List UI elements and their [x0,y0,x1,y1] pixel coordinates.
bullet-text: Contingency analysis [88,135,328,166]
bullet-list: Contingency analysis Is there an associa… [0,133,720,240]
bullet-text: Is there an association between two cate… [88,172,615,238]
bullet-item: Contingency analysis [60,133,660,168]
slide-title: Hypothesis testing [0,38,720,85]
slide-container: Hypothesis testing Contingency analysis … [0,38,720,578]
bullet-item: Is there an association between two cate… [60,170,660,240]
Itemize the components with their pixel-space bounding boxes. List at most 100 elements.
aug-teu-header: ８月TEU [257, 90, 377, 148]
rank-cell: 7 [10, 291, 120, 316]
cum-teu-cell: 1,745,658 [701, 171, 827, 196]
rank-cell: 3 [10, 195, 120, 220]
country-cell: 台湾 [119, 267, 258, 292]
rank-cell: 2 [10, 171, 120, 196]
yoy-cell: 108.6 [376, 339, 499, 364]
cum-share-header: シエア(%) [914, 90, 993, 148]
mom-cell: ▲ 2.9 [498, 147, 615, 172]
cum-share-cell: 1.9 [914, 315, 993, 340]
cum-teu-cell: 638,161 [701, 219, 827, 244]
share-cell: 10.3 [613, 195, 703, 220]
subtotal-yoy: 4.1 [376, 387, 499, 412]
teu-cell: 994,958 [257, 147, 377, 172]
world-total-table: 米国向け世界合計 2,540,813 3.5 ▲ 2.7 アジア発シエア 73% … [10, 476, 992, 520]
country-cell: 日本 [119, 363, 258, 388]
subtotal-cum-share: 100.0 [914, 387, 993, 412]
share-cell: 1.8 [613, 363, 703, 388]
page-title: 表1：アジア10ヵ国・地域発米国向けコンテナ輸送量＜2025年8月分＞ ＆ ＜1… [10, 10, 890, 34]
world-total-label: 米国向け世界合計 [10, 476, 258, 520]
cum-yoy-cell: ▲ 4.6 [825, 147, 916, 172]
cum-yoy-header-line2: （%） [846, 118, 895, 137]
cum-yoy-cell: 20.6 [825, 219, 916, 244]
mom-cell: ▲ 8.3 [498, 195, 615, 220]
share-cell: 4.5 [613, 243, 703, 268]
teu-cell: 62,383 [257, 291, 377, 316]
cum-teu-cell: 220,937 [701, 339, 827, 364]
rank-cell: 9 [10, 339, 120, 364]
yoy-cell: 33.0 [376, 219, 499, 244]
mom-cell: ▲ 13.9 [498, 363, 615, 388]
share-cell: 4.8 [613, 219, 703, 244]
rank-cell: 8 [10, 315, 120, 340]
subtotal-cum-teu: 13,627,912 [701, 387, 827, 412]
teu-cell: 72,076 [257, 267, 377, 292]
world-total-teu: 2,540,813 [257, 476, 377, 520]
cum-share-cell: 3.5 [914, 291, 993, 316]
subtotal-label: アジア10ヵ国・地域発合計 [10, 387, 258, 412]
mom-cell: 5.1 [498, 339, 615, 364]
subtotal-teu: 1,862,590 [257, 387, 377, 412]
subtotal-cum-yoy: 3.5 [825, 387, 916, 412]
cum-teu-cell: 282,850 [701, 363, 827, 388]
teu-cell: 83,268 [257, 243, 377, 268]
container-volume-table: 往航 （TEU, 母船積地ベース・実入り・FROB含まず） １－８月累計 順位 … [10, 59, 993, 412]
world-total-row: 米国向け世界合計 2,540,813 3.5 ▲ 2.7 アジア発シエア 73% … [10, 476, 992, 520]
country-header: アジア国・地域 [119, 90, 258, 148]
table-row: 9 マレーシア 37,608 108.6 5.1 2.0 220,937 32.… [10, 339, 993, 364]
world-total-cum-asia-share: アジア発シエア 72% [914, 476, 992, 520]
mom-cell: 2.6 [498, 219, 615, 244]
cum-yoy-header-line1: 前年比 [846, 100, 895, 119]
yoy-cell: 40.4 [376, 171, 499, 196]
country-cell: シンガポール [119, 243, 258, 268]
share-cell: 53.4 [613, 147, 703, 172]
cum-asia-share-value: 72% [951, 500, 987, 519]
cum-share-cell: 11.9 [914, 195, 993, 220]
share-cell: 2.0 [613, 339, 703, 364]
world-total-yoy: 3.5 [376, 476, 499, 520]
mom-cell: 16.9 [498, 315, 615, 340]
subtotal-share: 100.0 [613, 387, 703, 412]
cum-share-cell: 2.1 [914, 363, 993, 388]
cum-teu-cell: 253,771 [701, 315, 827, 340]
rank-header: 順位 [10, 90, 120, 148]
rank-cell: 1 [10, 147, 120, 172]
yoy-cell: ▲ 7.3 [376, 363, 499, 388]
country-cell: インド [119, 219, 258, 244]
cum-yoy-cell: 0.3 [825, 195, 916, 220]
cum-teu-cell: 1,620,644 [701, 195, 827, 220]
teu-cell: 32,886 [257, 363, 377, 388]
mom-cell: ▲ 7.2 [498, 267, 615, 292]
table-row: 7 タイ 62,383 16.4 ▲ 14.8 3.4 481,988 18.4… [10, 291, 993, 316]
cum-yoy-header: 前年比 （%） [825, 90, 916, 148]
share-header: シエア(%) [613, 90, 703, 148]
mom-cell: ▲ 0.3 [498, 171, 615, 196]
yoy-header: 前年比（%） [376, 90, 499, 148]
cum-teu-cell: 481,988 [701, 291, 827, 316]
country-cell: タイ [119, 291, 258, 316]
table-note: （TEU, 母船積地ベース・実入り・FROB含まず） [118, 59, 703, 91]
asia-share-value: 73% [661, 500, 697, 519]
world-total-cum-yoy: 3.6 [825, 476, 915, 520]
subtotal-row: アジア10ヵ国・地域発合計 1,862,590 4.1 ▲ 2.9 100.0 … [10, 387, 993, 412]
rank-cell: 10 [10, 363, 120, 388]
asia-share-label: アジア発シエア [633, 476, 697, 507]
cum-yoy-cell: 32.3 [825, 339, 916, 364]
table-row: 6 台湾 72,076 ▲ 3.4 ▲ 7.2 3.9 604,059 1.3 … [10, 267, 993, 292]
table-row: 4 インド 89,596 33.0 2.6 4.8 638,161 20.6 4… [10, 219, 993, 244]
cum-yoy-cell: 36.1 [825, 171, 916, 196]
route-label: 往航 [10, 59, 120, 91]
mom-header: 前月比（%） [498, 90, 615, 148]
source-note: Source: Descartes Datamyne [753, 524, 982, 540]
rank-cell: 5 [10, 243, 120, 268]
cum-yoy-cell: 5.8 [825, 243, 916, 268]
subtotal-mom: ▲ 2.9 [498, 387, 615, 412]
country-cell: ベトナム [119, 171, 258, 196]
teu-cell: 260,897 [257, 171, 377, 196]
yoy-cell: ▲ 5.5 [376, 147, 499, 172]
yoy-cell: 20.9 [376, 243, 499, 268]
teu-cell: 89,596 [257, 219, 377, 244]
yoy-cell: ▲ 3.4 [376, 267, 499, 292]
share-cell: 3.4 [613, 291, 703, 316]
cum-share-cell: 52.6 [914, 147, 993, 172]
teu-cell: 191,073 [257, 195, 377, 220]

- [WHAT THE TASK ASKS]: Can you write out the records above again, swapping every "rank-cell" for "rank-entry" and leaving everything else unchanged?

- [EXPECTED ANSWER]:
List UI elements and their [x0,y0,x1,y1] pixel coordinates.
bullet-text: Contingency analysis [88,135,328,166]
bullet-list: Contingency analysis Is there an associa… [0,133,720,240]
bullet-text: Is there an association between two cate… [88,172,615,238]
bullet-item: Contingency analysis [60,133,660,168]
slide-title: Hypothesis testing [0,38,720,85]
slide-container: Hypothesis testing Contingency analysis … [0,38,720,578]
bullet-item: Is there an association between two cate… [60,170,660,240]
Itemize the components with their pixel-space bounding boxes. List at most 100 elements.
aug-teu-header: ８月TEU [257, 90, 377, 148]
rank-entry: 7 [10, 291, 120, 316]
cum-teu-cell: 1,745,658 [701, 171, 827, 196]
rank-entry: 3 [10, 195, 120, 220]
country-cell: 台湾 [119, 267, 258, 292]
rank-entry: 2 [10, 171, 120, 196]
yoy-cell: 108.6 [376, 339, 499, 364]
cum-share-header: シエア(%) [914, 90, 993, 148]
mom-cell: ▲ 2.9 [498, 147, 615, 172]
cum-share-cell: 1.9 [914, 315, 993, 340]
cum-teu-cell: 638,161 [701, 219, 827, 244]
share-cell: 10.3 [613, 195, 703, 220]
subtotal-yoy: 4.1 [376, 387, 499, 412]
teu-cell: 994,958 [257, 147, 377, 172]
world-total-table: 米国向け世界合計 2,540,813 3.5 ▲ 2.7 アジア発シエア 73% … [10, 476, 992, 520]
country-cell: 日本 [119, 363, 258, 388]
subtotal-cum-share: 100.0 [914, 387, 993, 412]
share-cell: 1.8 [613, 363, 703, 388]
page-title: 表1：アジア10ヵ国・地域発米国向けコンテナ輸送量＜2025年8月分＞ ＆ ＜1… [10, 10, 890, 34]
world-total-label: 米国向け世界合計 [10, 476, 258, 520]
cum-yoy-cell: ▲ 4.6 [825, 147, 916, 172]
cum-yoy-header-line2: （%） [846, 118, 895, 137]
cum-yoy-cell: 20.6 [825, 219, 916, 244]
mom-cell: ▲ 8.3 [498, 195, 615, 220]
share-cell: 4.5 [613, 243, 703, 268]
teu-cell: 62,383 [257, 291, 377, 316]
cum-teu-cell: 220,937 [701, 339, 827, 364]
rank-entry: 9 [10, 339, 120, 364]
yoy-cell: 33.0 [376, 219, 499, 244]
mom-cell: ▲ 13.9 [498, 363, 615, 388]
share-cell: 4.8 [613, 219, 703, 244]
rank-entry: 8 [10, 315, 120, 340]
subtotal-cum-teu: 13,627,912 [701, 387, 827, 412]
teu-cell: 72,076 [257, 267, 377, 292]
world-total-teu: 2,540,813 [257, 476, 377, 520]
cum-share-cell: 3.5 [914, 291, 993, 316]
subtotal-label: アジア10ヵ国・地域発合計 [10, 387, 258, 412]
mom-cell: 5.1 [498, 339, 615, 364]
subtotal-teu: 1,862,590 [257, 387, 377, 412]
subtotal-cum-yoy: 3.5 [825, 387, 916, 412]
cum-teu-cell: 282,850 [701, 363, 827, 388]
teu-cell: 83,268 [257, 243, 377, 268]
container-volume-table: 往航 （TEU, 母船積地ベース・実入り・FROB含まず） １－８月累計 順位 … [10, 59, 993, 412]
world-total-row: 米国向け世界合計 2,540,813 3.5 ▲ 2.7 アジア発シエア 73% … [10, 476, 992, 520]
country-header: アジア国・地域 [119, 90, 258, 148]
table-row: 9 マレーシア 37,608 108.6 5.1 2.0 220,937 32.… [10, 339, 993, 364]
world-total-cum-asia-share: アジア発シエア 72% [914, 476, 992, 520]
mom-cell: 2.6 [498, 219, 615, 244]
cum-yoy-header-line1: 前年比 [846, 100, 895, 119]
yoy-cell: 40.4 [376, 171, 499, 196]
country-cell: シンガポール [119, 243, 258, 268]
share-cell: 53.4 [613, 147, 703, 172]
cum-asia-share-value: 72% [951, 500, 987, 519]
cum-share-cell: 11.9 [914, 195, 993, 220]
share-cell: 2.0 [613, 339, 703, 364]
world-total-yoy: 3.5 [376, 476, 499, 520]
mom-cell: 16.9 [498, 315, 615, 340]
subtotal-share: 100.0 [613, 387, 703, 412]
cum-share-cell: 2.1 [914, 363, 993, 388]
cum-teu-cell: 253,771 [701, 315, 827, 340]
rank-header: 順位 [10, 90, 120, 148]
rank-entry: 1 [10, 147, 120, 172]
yoy-cell: ▲ 7.3 [376, 363, 499, 388]
country-cell: インド [119, 219, 258, 244]
cum-yoy-cell: 0.3 [825, 195, 916, 220]
cum-teu-cell: 1,620,644 [701, 195, 827, 220]
teu-cell: 32,886 [257, 363, 377, 388]
mom-cell: ▲ 7.2 [498, 267, 615, 292]
table-row: 7 タイ 62,383 16.4 ▲ 14.8 3.4 481,988 18.4… [10, 291, 993, 316]
cum-yoy-header: 前年比 （%） [825, 90, 916, 148]
share-header: シエア(%) [613, 90, 703, 148]
mom-cell: ▲ 0.3 [498, 171, 615, 196]
yoy-header: 前年比（%） [376, 90, 499, 148]
cum-teu-cell: 481,988 [701, 291, 827, 316]
country-cell: タイ [119, 291, 258, 316]
table-note: （TEU, 母船積地ベース・実入り・FROB含まず） [118, 59, 703, 91]
asia-share-value: 73% [661, 500, 697, 519]
world-total-cum-yoy: 3.6 [825, 476, 915, 520]
subtotal-row: アジア10ヵ国・地域発合計 1,862,590 4.1 ▲ 2.9 100.0 … [10, 387, 993, 412]
rank-entry: 10 [10, 363, 120, 388]
asia-share-label: アジア発シエア [633, 476, 697, 507]
cum-yoy-cell: 32.3 [825, 339, 916, 364]
table-row: 6 台湾 72,076 ▲ 3.4 ▲ 7.2 3.9 604,059 1.3 … [10, 267, 993, 292]
table-row: 4 インド 89,596 33.0 2.6 4.8 638,161 20.6 4… [10, 219, 993, 244]
cum-yoy-cell: 36.1 [825, 171, 916, 196]
route-label: 往航 [10, 59, 120, 91]
mom-header: 前月比（%） [498, 90, 615, 148]
source-note: Source: Descartes Datamyne [753, 524, 982, 540]
rank-entry: 5 [10, 243, 120, 268]
cum-yoy-cell: 5.8 [825, 243, 916, 268]
subtotal-mom: ▲ 2.9 [498, 387, 615, 412]
country-cell: ベトナム [119, 171, 258, 196]
teu-cell: 260,897 [257, 171, 377, 196]
yoy-cell: ▲ 5.5 [376, 147, 499, 172]
yoy-cell: 20.9 [376, 243, 499, 268]
teu-cell: 89,596 [257, 219, 377, 244]
yoy-cell: ▲ 3.4 [376, 267, 499, 292]
share-cell: 3.4 [613, 291, 703, 316]
cum-share-cell: 52.6 [914, 147, 993, 172]
teu-cell: 191,073 [257, 195, 377, 220]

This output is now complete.